| PROBLEM SET |
1. In the summary on user and group IDs, edit the part from "Other discussion focused" to "look at /project.", putting "private" in place of "confidential".
2. From the summary on user and group IDs, put this sentence into Spanish: "They also work on a project together, in /project."

| READING PASSAGE |
****************

Brian May expressed his dislike of the one UID per daemon idea: "as you end up having more UIDs for daemons then users" . He elaborated "it would be easy to hide back-door entry point in /etc/passwd if lots of entries exist (eg. missing password field)" , to which Arthur Korn responded that passwd file validation can be performed by a script.
To Brian's objection "As the number of entries grows, the chance that one/more entries will conflict with some NIS, openldap or remote NFS system increases. Especially since adduser, etc, do not support NIS or openldap. I am not sure of the details here - can adduser assign a local user a UID that conflicts with that from some other source?" , Arthur responded "Then we should fix adduser and libc(PAM/NSS)."
Other discussion focused on the merits of having a seperate group for every user. When Eray Ozkural asked for the reason for this policy, Hamish Moffat provided a free tutorial:
Let's say you have a pair of users, Jose and HoseB, each with home directories in /home, with a single-user group each. They have some confidential files which they keep in their home directories and want to hide from each other.
They also work on a project together, in /project. They have another group, which they both belong to, and all the files in /project use that GID. There are other users on the system who are not working on the project and who should not be able to look at /project.

****************

(Saved data entries)

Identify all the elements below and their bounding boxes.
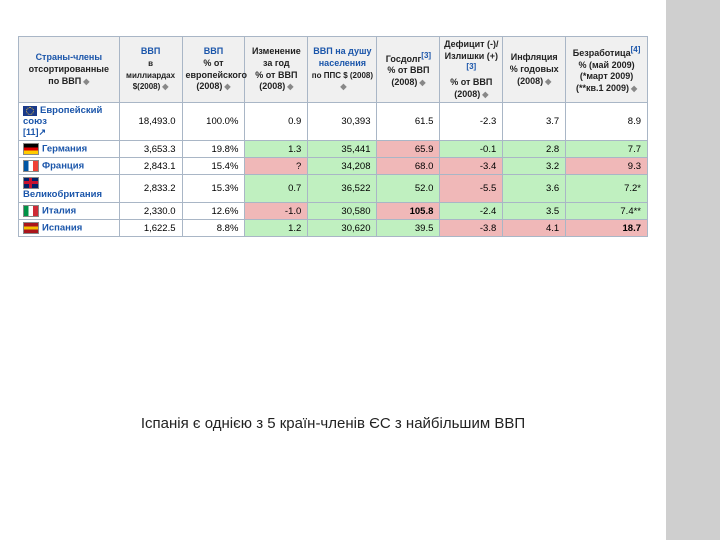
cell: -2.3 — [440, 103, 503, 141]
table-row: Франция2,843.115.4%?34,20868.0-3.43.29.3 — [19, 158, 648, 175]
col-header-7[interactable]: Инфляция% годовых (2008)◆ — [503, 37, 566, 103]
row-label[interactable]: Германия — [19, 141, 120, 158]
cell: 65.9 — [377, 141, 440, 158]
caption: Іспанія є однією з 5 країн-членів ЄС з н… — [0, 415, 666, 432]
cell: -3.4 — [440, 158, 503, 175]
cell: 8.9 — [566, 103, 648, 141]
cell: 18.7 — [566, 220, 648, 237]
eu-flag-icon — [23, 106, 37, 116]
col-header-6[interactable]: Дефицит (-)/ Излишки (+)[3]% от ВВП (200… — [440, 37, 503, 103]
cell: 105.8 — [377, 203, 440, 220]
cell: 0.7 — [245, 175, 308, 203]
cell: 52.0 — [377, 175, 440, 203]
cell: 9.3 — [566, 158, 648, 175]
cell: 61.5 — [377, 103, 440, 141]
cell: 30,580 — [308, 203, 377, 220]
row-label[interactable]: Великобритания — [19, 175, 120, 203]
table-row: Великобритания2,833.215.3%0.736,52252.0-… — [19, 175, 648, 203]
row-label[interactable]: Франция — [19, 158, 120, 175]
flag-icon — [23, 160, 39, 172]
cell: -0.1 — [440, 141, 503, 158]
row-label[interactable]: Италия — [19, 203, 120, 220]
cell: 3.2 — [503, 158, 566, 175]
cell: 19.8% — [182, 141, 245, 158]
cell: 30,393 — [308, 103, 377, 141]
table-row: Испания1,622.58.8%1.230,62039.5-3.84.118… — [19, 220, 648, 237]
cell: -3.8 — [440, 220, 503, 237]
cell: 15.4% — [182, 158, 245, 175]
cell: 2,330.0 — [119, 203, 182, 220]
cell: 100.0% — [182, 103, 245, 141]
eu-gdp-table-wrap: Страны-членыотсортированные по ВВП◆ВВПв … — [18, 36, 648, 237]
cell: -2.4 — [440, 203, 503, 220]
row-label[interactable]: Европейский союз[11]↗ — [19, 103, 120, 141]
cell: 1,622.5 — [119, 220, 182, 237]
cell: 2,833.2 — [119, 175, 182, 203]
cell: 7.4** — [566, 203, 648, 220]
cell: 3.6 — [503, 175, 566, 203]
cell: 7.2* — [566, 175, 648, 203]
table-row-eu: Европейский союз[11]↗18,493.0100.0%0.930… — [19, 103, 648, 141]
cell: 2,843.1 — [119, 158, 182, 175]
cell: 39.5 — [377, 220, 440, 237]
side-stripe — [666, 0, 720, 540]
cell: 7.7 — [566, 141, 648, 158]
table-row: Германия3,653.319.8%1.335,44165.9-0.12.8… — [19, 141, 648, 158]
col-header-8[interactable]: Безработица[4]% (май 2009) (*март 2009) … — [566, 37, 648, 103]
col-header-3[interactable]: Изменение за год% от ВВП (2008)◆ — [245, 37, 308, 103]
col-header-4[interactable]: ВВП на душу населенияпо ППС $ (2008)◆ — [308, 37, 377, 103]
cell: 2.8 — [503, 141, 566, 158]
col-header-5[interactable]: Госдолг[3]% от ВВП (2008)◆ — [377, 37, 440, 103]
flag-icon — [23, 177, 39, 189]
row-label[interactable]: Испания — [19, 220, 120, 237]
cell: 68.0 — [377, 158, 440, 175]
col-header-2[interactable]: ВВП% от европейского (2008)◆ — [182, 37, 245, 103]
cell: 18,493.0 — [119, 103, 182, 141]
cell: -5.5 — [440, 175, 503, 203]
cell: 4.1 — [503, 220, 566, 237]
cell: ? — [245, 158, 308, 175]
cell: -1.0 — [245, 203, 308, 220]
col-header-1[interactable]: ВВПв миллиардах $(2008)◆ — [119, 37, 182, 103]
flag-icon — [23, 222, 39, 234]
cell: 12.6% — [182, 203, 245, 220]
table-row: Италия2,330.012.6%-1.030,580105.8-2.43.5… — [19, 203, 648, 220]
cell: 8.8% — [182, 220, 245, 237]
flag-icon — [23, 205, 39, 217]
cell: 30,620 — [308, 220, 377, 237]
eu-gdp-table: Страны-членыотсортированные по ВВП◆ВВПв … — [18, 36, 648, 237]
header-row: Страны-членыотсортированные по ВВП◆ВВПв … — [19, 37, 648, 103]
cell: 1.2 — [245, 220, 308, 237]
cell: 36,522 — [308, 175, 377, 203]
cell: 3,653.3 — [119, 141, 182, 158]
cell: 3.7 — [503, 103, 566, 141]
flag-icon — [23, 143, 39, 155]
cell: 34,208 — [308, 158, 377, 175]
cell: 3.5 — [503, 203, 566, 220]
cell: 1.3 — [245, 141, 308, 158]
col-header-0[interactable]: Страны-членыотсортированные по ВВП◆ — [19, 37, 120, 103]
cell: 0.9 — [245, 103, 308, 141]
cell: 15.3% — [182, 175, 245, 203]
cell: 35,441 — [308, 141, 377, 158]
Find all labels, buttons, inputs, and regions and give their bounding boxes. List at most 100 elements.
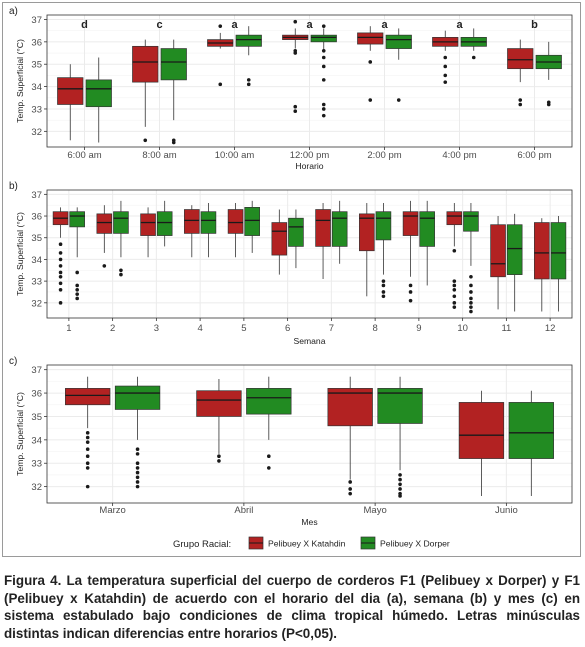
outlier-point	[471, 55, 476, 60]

****************

| ANSWERS TO THE TASKS |
1.
Other discussion focused on the merits of having a seperate group for every user. When Eray Ozkural asked for the reason for this policy, Hamish Moffat provided a free tutorial:
Let's say you have a pair of users, Jose and HoseB, each with home directories in /home, with a single-user group each. They have some private files which they keep in their home directories and want to hide from each other.
They also work on a project together, in /project. They have another group, which they both belong to, and all the files in /project use that GID. There are other users on the system who are not working on the project and who should not be able to look at /project.

2. También trabajan juntos en un proyecto, en /project.